Texte présenté:
--*--
# Méthodes d'Ensembles


In [14]:
from prepdata import *
from sklearn.model_selection import StratifiedKFold, train_test_split
from sklearn.preprocessing import Normalizer
from sklearn.metrics import accuracy_score, confusion_matrix
from sklearn.svm import SVC

In [15]:
# Récupérer les données du dataset abalone8
X, y = data_recovery("autompg")

# Train/Test Split
X_train, X_test, y_train, y_test = train_test_split(X, y, test_size=0.25, stratify=y)

print(np.sum(X))
print(np.sum(y))

1331586.5
147


In [16]:
# Initialisation de StratifiedKFold
skf = StratifiedKFold(n_splits=5)

# Liste de différents C (lambda = 1 / C) à tester
C_values = [i for i in range (25,10001,25)]

# Stocker les résultats d'accuracy pour chaque valeur de C
best_C = None
best_accuracy = 0
C_accuracy_scores = {}

# Parcours de chaque valeur de C
for C in C_values:
    print(f"Testing SVM with C = {C}")
    
    accuracy_scores = []  # Stocker les scores d'accuracy pour chaque fold
    
    # Parcours des folds pour la cross-validation
    for train_index, val_index in skf.split(X_train, y_train):
        X_train_fold, X_val_fold = X_train[train_index], X_train[val_index]
        y_train_fold, y_val_fold = y_train[train_index], y_train[val_index]
        
        # Normalisation sur les k-1 folds (uniquement les données d'entraînement)
        scaler = Normalizer()
--*--
Série de tâches:
1/ Mettez à jour le notebook sur les méthodes d'ensembles en recopiant le passage qui va de « accuracy_scores = [] » jusqu'à « les données d'entraînement) » inclus, avec « cross-validation » remplacé par « validation croisée ».
2/ Poursuivez le notebook sur les méthodes d'ensembles à partir de sa dernière ligne.

Données fournies:
--*--
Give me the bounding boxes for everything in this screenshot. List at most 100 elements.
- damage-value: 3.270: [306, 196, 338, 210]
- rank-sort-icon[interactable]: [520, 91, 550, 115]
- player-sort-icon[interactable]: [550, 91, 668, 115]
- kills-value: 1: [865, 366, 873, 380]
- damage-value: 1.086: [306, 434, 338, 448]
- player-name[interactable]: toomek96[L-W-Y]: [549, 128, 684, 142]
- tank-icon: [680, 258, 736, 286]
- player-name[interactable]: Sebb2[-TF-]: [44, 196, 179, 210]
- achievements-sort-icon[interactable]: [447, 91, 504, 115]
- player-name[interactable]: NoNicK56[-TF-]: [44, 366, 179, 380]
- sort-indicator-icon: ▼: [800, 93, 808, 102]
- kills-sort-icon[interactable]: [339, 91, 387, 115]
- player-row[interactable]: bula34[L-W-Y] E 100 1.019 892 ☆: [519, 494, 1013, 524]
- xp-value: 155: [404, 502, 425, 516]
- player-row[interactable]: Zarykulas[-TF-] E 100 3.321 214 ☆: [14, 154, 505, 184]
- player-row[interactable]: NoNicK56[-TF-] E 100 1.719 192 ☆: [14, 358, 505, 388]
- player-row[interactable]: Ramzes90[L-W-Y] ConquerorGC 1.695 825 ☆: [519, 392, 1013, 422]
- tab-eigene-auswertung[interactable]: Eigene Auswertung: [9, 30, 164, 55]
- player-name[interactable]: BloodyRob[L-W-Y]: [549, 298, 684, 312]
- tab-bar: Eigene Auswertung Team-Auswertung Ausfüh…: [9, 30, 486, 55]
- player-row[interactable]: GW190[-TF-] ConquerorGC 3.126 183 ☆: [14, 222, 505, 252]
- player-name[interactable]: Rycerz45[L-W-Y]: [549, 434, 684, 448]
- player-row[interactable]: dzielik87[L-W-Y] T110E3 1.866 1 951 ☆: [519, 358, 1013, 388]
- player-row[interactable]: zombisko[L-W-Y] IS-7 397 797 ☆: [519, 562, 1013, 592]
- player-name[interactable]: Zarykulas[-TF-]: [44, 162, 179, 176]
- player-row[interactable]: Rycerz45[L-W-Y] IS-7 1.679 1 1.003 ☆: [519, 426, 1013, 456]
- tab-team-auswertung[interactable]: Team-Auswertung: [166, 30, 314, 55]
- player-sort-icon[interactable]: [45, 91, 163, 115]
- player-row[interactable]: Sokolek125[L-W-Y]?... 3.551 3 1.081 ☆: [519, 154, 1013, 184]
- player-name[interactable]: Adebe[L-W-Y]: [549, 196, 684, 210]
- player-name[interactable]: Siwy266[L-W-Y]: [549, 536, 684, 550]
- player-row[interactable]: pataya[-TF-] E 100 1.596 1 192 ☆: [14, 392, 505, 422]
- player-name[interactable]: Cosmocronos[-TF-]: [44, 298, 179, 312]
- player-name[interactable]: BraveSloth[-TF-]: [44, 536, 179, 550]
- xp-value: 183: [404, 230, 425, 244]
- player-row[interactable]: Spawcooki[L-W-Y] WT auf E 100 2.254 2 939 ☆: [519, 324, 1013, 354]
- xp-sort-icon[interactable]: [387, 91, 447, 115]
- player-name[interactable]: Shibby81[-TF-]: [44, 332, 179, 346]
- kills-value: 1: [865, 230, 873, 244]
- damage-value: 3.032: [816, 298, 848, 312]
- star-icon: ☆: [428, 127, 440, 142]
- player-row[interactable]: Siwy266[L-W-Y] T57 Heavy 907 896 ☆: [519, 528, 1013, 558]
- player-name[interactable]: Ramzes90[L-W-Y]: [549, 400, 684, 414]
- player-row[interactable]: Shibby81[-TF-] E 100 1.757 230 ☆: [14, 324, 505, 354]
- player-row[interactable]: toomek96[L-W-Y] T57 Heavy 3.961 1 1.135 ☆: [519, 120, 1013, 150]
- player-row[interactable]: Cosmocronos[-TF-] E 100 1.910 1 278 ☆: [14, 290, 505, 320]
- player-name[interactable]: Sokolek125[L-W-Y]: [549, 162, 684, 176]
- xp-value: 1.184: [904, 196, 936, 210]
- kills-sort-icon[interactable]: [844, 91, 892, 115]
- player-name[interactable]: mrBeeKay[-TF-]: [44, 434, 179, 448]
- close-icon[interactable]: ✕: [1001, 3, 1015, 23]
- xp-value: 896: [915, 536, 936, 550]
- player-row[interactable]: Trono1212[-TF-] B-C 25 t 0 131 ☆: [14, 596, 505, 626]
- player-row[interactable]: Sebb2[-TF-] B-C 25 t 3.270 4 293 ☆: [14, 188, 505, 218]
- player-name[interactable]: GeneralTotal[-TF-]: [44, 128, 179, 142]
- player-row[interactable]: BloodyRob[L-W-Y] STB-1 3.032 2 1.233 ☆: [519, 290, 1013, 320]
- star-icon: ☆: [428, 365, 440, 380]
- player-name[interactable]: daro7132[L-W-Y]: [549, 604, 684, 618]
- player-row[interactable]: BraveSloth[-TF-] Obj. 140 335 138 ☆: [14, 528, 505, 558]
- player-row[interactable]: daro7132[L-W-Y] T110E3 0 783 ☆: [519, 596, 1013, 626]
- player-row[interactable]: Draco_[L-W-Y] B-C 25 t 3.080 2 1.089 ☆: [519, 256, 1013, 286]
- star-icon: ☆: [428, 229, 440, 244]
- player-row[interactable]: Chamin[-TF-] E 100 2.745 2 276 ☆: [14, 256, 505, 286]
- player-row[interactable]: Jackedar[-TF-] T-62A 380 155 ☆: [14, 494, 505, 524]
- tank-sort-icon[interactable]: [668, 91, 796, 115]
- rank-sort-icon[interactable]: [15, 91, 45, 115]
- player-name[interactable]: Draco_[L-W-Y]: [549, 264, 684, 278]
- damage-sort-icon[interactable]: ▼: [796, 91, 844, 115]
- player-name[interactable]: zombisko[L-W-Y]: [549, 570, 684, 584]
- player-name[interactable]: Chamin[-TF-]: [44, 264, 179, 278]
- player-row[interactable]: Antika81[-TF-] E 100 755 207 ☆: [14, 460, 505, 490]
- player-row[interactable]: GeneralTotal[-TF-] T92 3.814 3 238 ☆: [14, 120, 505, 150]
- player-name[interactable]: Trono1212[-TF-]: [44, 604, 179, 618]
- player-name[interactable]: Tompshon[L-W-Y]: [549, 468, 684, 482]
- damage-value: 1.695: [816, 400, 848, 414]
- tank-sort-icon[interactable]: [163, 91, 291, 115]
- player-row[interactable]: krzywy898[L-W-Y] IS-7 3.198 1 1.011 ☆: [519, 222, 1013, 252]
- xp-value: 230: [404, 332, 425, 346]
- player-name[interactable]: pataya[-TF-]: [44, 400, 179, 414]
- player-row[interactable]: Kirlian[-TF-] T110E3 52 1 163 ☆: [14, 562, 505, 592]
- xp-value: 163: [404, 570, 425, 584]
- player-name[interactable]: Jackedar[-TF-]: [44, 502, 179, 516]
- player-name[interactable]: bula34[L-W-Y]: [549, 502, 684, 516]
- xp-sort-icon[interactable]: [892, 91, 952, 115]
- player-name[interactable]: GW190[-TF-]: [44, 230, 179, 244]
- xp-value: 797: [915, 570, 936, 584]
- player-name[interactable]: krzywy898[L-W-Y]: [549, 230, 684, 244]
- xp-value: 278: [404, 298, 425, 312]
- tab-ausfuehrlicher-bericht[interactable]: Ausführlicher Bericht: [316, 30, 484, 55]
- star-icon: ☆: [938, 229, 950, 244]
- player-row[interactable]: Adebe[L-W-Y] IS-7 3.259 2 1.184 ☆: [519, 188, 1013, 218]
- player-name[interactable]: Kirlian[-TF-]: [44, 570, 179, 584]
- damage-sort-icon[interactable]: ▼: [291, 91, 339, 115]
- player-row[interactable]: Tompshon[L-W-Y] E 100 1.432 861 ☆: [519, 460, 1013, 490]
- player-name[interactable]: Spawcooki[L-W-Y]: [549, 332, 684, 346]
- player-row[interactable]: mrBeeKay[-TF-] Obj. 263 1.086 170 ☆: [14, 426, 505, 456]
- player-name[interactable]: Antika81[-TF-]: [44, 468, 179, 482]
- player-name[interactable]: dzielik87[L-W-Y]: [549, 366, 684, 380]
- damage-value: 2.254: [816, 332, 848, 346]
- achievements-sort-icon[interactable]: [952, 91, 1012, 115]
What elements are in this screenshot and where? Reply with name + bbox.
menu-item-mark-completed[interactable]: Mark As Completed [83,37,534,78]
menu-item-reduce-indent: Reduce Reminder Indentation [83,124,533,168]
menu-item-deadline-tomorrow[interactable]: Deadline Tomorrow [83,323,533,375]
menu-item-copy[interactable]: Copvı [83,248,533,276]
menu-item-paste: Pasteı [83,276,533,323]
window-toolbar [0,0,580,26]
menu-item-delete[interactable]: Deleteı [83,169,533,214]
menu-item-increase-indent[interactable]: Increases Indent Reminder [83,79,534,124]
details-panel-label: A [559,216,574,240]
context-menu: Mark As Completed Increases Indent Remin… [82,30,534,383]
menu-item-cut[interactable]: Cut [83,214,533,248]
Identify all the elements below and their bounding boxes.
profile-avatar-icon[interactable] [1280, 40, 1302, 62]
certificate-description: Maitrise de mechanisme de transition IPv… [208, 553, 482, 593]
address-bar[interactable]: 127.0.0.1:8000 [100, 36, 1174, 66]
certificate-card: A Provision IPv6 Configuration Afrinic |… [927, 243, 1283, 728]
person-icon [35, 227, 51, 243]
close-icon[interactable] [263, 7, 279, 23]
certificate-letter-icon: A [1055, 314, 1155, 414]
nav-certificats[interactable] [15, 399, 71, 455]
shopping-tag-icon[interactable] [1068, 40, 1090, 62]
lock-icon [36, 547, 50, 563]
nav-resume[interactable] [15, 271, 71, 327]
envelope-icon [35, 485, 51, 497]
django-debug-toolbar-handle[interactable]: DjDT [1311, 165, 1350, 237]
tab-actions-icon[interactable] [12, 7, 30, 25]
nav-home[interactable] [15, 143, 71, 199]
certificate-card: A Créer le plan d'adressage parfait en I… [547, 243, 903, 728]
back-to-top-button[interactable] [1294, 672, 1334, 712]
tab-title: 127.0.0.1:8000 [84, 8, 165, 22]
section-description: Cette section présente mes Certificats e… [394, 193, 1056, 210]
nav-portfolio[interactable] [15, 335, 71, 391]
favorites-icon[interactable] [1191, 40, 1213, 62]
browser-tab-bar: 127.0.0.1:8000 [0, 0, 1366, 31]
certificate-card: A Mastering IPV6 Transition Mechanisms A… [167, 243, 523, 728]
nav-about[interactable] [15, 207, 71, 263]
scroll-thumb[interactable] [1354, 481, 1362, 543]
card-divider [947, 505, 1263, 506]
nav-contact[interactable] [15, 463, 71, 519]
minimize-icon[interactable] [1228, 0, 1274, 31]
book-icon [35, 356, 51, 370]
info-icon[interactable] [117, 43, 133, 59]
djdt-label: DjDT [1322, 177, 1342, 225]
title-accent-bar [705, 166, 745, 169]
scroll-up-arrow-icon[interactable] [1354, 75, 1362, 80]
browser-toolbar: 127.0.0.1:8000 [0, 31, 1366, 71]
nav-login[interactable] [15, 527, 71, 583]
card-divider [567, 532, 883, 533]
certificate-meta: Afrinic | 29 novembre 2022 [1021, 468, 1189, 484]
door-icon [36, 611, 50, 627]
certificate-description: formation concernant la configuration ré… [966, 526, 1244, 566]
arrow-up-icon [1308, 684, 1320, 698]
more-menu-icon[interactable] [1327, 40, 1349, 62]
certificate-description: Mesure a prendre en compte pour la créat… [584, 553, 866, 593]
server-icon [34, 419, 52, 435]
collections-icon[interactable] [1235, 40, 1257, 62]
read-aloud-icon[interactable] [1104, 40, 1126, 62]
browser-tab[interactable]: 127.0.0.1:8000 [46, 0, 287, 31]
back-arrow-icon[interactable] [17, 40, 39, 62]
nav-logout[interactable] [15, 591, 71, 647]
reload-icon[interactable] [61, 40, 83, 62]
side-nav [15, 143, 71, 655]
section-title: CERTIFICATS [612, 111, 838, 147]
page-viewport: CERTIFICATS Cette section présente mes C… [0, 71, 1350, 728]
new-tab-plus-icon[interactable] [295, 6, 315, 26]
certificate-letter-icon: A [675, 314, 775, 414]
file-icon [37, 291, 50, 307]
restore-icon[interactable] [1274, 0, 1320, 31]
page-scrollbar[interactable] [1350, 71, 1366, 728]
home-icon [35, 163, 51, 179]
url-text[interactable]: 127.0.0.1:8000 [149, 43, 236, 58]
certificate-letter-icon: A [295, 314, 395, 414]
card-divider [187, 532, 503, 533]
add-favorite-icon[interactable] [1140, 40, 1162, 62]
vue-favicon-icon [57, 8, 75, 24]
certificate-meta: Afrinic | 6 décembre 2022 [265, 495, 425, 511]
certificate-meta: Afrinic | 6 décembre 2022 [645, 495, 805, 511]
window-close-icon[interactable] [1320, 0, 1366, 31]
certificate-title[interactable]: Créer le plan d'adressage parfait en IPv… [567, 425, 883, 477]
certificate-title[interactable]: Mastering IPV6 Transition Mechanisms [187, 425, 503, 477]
--*--
Réponses aux tâches:
1/
accuracy_scores = []  # Stocker les scores d'accuracy pour chaque fold
    
    # Parcours des folds pour la validation croisée
    for train_index, val_index in skf.split(X_train, y_train):
        X_train_fold, X_val_fold = X_train[train_index], X_train[val_index]
        y_train_fold, y_val_fold = y_train[train_index], y_train[val_index]
        
        # Normalisation sur les k-1 folds (uniquement les données d'entraînement)

2/
        X_train_fold = scaler.fit_transform(X_train_fold)
        
        # Normaliser les données du fold de validation avec les paramètres du train_fold
        X_val_fold = scaler.transform(X_val_fold)
        
        # Initialiser le modèle SVM avec kernel linéaire pour cette valeur de C
        # clf = SVC(C=C, gamma=10, kernel='rbf')
        clf = SVC(C=C, kernel='linear')
        
        # Entraînement du modèle sur le fold courant
        clf.fit(X_train_fold, y_train_fold)
        
        # Prédiction sur les données de validation
        y_pred_fold = clf.predict(X_val_fold)
        
        # Calcul de l'accuracy sur le fold de validation
        accuracy = accuracy_score(y_val_fold, y_pred_fold)
        accuracy_scores.append(accuracy)

    # Calcul de l'accuracy moyenne pour cette valeur de C
    mean_accuracy = np.mean(accuracy_scores)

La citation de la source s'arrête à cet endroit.